Aim of the task: Copy every line of the following data that includes the string "أخبرنـا".

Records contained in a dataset
^^^^^^^^^^^^^^^^
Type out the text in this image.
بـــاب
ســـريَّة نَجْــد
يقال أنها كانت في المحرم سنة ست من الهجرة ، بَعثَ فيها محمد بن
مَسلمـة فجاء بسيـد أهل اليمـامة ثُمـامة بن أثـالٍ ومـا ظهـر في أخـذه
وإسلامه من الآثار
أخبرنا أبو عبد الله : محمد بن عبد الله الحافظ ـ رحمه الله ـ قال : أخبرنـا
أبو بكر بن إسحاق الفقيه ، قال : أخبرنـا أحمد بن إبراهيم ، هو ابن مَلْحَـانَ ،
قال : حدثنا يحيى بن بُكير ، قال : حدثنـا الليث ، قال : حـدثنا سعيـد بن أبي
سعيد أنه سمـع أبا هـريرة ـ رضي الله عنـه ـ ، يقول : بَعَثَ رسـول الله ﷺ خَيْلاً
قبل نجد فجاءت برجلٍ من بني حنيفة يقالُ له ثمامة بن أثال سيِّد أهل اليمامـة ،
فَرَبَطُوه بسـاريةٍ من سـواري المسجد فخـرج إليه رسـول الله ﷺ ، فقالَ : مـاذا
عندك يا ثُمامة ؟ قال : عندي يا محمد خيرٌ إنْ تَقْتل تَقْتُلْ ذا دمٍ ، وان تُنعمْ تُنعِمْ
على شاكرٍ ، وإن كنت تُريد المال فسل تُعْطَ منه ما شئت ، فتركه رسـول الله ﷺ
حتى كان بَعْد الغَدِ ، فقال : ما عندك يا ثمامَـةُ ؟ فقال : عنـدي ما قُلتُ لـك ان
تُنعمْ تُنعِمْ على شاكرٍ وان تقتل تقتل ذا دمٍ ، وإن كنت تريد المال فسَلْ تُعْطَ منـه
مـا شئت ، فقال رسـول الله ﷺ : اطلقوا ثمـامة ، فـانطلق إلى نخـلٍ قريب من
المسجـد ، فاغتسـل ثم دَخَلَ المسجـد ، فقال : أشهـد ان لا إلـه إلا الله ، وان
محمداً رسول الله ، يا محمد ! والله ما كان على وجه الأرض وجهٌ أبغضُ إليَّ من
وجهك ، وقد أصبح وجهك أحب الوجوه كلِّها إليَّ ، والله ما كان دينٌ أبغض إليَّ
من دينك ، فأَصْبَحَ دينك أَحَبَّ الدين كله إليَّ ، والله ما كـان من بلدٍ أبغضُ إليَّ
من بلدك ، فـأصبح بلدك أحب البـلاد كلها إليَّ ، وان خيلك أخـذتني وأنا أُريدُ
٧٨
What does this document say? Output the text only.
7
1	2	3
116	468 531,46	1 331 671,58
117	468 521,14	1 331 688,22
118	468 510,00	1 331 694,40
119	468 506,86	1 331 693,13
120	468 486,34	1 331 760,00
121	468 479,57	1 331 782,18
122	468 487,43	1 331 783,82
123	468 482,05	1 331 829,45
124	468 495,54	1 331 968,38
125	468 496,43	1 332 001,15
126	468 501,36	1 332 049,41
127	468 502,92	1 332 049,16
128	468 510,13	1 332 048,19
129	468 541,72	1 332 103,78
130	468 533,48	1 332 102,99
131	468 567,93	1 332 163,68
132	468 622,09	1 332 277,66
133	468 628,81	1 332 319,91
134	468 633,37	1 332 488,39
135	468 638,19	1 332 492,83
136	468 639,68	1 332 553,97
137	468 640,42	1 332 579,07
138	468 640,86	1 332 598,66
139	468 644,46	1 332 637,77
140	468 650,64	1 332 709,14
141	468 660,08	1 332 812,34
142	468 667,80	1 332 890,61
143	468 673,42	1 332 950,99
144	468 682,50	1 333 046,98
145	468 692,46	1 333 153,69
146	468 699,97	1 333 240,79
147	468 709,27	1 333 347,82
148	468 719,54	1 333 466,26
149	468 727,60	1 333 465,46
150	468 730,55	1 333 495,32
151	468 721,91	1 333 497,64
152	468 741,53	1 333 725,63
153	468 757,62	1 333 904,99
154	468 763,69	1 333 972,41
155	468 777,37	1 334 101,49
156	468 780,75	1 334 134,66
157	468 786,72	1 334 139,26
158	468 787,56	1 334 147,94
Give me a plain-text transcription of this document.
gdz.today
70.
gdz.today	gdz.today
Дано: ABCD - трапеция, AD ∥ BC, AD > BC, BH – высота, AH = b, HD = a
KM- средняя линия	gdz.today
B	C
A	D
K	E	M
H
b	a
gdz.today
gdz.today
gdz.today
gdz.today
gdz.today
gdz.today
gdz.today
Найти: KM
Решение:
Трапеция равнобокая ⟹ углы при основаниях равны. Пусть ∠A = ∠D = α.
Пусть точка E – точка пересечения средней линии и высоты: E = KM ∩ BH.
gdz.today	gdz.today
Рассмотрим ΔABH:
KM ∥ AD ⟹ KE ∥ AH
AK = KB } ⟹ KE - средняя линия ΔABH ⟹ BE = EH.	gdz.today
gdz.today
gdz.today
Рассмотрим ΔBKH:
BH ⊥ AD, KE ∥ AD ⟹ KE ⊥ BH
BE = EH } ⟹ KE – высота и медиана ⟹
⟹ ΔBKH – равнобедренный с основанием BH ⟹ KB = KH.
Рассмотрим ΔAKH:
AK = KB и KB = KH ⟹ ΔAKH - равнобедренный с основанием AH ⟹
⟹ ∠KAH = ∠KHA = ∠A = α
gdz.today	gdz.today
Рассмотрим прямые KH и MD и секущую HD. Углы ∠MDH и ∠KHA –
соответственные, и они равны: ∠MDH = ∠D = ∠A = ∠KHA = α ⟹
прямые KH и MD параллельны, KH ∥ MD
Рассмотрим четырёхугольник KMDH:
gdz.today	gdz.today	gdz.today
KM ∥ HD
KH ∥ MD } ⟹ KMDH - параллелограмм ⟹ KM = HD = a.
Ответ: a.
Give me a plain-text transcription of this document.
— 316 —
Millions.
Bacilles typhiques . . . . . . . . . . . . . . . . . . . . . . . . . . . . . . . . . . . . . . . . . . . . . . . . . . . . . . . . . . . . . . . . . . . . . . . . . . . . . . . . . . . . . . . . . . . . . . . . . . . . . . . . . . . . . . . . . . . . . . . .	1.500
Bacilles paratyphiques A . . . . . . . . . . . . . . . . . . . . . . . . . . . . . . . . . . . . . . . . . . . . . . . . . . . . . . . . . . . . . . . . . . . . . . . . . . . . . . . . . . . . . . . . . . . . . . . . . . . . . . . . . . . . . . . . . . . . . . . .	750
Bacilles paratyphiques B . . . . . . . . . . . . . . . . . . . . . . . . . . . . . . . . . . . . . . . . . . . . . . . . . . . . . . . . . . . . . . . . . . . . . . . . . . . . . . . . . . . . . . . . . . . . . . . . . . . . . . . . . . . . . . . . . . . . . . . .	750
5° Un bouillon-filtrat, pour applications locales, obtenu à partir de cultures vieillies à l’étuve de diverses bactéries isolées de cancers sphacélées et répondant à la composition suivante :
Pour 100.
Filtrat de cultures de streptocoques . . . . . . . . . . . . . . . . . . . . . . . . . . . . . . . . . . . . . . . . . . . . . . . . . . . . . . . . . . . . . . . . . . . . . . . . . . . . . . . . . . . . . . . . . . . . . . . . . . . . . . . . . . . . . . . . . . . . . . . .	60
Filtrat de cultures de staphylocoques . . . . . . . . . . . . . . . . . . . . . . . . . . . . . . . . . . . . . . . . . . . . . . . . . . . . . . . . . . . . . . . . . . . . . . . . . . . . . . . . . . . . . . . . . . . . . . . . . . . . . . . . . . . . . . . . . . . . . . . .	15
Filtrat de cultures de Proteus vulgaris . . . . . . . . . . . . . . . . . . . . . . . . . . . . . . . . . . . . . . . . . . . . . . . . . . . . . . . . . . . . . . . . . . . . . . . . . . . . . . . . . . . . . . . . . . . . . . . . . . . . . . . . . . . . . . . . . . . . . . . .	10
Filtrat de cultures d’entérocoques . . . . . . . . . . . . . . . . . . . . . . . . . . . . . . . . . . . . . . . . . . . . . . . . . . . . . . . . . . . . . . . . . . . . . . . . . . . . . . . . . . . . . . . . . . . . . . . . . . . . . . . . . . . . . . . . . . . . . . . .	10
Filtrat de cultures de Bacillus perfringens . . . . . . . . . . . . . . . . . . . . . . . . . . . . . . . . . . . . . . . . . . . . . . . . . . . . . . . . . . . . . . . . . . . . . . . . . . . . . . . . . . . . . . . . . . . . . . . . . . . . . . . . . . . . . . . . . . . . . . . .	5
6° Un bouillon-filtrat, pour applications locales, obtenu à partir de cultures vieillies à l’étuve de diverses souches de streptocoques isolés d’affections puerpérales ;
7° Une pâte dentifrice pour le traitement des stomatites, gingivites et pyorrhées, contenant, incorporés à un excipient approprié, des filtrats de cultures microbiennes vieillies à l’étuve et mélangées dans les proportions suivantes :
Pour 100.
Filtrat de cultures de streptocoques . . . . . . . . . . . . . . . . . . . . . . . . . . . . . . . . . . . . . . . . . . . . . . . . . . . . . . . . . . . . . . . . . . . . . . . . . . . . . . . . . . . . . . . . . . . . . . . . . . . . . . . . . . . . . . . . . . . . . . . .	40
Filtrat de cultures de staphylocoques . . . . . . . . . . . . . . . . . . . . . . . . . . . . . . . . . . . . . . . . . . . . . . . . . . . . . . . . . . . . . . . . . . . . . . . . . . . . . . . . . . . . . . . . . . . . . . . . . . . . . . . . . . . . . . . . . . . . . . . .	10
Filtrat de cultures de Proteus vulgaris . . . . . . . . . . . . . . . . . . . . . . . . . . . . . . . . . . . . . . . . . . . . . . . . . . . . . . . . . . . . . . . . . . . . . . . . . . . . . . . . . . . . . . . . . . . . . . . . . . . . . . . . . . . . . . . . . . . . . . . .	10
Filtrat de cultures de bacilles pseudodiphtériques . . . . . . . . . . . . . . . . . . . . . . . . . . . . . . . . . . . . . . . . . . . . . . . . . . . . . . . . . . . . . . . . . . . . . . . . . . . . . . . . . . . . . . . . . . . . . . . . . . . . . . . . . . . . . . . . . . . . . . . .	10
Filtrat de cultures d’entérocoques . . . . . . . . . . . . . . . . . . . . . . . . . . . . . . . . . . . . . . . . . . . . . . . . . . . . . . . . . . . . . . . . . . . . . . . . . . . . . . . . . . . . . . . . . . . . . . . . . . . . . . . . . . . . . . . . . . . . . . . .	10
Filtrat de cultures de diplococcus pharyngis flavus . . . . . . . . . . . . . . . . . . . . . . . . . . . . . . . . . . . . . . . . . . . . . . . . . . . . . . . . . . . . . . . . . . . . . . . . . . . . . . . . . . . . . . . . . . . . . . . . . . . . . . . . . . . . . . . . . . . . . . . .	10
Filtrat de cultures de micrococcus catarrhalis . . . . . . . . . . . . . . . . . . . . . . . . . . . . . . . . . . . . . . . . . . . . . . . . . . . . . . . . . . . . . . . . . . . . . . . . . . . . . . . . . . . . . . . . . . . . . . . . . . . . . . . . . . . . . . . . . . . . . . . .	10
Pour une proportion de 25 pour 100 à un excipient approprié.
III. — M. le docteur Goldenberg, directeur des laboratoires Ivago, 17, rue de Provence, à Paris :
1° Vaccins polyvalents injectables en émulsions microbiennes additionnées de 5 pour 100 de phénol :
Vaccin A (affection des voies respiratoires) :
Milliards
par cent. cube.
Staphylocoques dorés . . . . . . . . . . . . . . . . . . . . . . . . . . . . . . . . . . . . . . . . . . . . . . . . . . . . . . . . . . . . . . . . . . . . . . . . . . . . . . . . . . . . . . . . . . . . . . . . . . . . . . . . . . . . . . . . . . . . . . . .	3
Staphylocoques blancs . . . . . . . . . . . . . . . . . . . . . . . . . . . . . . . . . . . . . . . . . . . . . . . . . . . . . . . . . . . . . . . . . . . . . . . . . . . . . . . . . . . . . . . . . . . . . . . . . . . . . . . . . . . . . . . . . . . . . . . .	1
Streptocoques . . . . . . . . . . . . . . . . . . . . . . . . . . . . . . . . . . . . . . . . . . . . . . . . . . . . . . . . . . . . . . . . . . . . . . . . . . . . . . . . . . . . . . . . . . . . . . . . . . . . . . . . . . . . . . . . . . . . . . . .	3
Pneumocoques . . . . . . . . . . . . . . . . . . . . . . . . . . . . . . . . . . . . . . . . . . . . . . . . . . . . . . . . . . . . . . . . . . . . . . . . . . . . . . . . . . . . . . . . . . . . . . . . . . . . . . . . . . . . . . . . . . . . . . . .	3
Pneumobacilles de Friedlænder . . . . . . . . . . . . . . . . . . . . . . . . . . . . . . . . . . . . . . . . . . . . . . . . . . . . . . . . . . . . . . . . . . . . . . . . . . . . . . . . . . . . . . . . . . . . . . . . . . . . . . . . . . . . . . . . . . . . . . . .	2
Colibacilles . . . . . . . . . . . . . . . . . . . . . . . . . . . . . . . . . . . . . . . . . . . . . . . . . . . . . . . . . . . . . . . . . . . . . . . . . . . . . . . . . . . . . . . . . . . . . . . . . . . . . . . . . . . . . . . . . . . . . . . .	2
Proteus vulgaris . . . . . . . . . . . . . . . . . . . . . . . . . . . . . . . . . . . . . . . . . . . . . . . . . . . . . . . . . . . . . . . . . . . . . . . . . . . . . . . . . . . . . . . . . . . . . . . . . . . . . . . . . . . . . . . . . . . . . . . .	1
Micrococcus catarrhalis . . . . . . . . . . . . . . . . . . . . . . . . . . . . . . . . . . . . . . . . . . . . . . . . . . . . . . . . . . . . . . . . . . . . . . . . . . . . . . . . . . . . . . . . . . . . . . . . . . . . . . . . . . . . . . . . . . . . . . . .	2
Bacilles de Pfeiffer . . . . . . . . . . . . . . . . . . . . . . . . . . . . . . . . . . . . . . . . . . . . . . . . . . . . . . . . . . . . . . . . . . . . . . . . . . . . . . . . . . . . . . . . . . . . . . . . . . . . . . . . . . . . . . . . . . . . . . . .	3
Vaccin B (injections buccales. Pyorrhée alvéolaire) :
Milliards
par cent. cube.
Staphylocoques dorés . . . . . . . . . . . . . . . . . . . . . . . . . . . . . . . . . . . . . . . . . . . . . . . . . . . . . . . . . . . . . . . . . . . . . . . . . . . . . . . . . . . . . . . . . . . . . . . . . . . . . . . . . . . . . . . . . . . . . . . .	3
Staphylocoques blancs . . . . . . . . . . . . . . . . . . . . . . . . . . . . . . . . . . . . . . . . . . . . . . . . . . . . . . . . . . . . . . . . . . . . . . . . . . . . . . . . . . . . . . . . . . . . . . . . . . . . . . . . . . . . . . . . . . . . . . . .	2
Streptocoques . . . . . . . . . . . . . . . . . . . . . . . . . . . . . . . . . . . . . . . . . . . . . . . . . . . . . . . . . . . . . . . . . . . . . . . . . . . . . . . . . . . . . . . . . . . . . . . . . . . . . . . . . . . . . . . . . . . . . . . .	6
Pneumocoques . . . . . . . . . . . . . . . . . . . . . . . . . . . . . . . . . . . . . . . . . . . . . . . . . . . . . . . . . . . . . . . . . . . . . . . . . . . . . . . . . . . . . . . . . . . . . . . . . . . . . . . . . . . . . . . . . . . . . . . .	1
^^^^^^^^^^^^^^^^
Full answer:
أخبرنا أبو عبد الله : محمد بن عبد الله الحافظ ـ رحمه الله ـ قال : أخبرنـا
أبو بكر بن إسحاق الفقيه ، قال : أخبرنـا أحمد بن إبراهيم ، هو ابن مَلْحَـانَ ،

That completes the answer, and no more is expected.